VA : Quels sont les atouts majeurs de la destination ? Et les menaces ?

PC : La Polynésie reste l’une des dernières frontières du monde sauvage et l’un des nombrils de l’océan mondial. Les paysages y sont somptueux et quasi-intacts, l’impact des communautés humaines demeure faible mais de sérieuses menaces pèsent néanmoins sur sa biodiversité :

  • La pollution, bien sûr, bien qu’essentiellement limitée aux zones de forte densité humaine.
  • La colonisation humaine progressive des zones les plus fragiles.
  • Le manque de réserves de faune, de dimension nationale ou internationale.

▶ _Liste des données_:
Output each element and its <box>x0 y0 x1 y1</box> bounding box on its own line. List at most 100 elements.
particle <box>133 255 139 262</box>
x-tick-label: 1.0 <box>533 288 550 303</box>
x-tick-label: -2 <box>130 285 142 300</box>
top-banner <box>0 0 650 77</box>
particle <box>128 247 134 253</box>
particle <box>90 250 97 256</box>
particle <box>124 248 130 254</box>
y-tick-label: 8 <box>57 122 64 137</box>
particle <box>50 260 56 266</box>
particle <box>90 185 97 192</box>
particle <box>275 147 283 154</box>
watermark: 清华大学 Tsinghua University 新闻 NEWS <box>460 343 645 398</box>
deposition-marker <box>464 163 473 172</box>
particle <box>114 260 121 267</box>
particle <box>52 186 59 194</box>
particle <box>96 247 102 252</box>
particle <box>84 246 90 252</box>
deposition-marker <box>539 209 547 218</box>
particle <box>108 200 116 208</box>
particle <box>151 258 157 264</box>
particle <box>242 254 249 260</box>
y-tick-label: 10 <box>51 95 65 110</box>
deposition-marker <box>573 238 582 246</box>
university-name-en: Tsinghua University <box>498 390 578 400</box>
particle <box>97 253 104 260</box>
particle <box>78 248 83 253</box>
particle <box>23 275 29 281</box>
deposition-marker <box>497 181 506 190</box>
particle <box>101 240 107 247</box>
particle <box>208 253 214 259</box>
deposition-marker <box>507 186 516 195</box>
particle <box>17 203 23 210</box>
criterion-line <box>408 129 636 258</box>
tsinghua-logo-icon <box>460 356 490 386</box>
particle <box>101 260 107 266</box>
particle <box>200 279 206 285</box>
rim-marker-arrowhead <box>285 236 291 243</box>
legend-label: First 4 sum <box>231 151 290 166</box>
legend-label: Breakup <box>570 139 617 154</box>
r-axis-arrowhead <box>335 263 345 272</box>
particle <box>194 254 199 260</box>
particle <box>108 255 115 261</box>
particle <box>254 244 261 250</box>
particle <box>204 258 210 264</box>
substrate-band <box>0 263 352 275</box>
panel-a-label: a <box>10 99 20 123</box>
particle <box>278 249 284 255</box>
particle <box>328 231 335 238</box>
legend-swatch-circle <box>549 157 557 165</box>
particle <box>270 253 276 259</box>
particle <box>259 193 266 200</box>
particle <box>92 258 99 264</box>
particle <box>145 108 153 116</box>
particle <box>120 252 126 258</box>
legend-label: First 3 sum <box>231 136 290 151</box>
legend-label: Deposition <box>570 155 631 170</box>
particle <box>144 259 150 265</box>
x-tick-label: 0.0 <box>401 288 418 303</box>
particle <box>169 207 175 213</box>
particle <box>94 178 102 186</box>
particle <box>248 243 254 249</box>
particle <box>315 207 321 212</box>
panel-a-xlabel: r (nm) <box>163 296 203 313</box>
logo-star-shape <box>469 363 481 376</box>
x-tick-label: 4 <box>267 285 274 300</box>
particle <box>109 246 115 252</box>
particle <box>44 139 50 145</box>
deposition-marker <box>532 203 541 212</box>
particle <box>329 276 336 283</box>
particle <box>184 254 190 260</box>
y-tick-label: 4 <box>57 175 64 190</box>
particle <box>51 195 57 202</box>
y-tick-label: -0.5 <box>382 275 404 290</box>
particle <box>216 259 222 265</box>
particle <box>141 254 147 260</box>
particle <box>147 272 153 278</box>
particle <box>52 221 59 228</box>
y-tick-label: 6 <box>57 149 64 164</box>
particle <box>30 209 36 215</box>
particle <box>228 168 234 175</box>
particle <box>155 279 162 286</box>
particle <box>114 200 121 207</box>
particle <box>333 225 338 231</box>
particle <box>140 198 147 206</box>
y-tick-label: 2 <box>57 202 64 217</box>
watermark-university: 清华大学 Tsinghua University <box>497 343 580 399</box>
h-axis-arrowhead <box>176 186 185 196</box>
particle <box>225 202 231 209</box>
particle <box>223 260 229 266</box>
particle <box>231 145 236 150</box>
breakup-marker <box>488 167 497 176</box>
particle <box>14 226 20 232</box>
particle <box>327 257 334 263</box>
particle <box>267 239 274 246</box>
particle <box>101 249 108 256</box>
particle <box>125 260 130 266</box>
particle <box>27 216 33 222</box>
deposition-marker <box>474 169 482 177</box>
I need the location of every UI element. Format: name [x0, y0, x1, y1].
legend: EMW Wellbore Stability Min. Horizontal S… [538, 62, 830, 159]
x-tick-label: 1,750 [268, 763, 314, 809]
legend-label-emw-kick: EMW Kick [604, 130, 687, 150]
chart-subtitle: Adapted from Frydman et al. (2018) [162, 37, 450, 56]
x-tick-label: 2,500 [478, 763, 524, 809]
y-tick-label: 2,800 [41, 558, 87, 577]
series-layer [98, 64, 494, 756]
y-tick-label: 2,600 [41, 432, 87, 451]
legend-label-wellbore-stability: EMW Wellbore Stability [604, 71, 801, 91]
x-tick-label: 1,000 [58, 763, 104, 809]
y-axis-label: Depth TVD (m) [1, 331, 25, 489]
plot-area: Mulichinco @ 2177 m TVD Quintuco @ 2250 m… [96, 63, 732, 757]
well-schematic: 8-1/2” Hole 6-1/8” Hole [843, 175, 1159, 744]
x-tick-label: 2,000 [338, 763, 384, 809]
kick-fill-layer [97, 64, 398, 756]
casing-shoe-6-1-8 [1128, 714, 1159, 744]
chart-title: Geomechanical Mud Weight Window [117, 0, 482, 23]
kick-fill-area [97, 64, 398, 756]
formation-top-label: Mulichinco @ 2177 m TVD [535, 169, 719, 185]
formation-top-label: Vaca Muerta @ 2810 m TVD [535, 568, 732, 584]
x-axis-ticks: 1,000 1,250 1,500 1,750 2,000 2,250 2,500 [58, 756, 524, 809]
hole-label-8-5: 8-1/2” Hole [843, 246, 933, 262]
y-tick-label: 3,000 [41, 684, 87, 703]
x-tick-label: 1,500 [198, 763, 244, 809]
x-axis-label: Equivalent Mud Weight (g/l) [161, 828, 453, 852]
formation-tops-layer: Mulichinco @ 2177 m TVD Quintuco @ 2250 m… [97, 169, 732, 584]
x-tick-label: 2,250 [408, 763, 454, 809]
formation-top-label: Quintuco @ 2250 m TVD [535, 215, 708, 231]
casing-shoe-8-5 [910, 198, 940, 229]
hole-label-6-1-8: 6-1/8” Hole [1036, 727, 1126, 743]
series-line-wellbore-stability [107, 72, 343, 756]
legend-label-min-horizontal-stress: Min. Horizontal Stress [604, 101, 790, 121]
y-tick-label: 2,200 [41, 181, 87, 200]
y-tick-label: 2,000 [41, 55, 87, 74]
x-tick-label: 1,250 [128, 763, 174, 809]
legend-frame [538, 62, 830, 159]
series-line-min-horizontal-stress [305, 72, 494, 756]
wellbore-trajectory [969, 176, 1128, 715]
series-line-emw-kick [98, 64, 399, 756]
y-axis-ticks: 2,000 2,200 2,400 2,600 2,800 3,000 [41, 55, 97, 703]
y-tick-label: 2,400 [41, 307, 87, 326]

▶ _Objectif visé 1_:
Répondez à ces questions sur l'extrait consacré à la Polynésie :
(a) Comment les paysages y sont-ils décrits ?
(b) À quelles zones la pollution est-elle essentiellement limitée ?
(c) De quoi la Polynésie manque-t-elle selon la dernière menace citée ?
▶ _Objectif visé 2_:
Remplacez "particle" par "grain" dans les entrées, du début jusqu'à la ligne contenant "rim-marker-arrowhead <box>285 236" incluse, sans rien changer d'autre. Ne redonnez que ces lignes.

▶ _Réponse attendue 1_:
(a) Somptueux et quasi-intacts.
(b) Aux zones de forte densité humaine.
(c) De réserves de faune, de dimension nationale ou internationale.

▶ _Réponse attendue 2_:
Output each element and its <box>x0 y0 x1 y1</box> bounding box on its own line. List at most 100 elements.
grain <box>133 255 139 262</box>
x-tick-label: 1.0 <box>533 288 550 303</box>
x-tick-label: -2 <box>130 285 142 300</box>
top-banner <box>0 0 650 77</box>
grain <box>128 247 134 253</box>
grain <box>90 250 97 256</box>
grain <box>124 248 130 254</box>
y-tick-label: 8 <box>57 122 64 137</box>
grain <box>50 260 56 266</box>
grain <box>90 185 97 192</box>
grain <box>275 147 283 154</box>
watermark: 清华大学 Tsinghua University 新闻 NEWS <box>460 343 645 398</box>
deposition-marker <box>464 163 473 172</box>
grain <box>114 260 121 267</box>
grain <box>52 186 59 194</box>
grain <box>96 247 102 252</box>
grain <box>84 246 90 252</box>
deposition-marker <box>539 209 547 218</box>
grain <box>108 200 116 208</box>
grain <box>151 258 157 264</box>
grain <box>242 254 249 260</box>
y-tick-label: 10 <box>51 95 65 110</box>
deposition-marker <box>573 238 582 246</box>
university-name-en: Tsinghua University <box>498 390 578 400</box>
grain <box>97 253 104 260</box>
grain <box>78 248 83 253</box>
grain <box>23 275 29 281</box>
deposition-marker <box>497 181 506 190</box>
grain <box>101 240 107 247</box>
grain <box>208 253 214 259</box>
deposition-marker <box>507 186 516 195</box>
grain <box>17 203 23 210</box>
criterion-line <box>408 129 636 258</box>
tsinghua-logo-icon <box>460 356 490 386</box>
grain <box>101 260 107 266</box>
grain <box>200 279 206 285</box>
rim-marker-arrowhead <box>285 236 291 243</box>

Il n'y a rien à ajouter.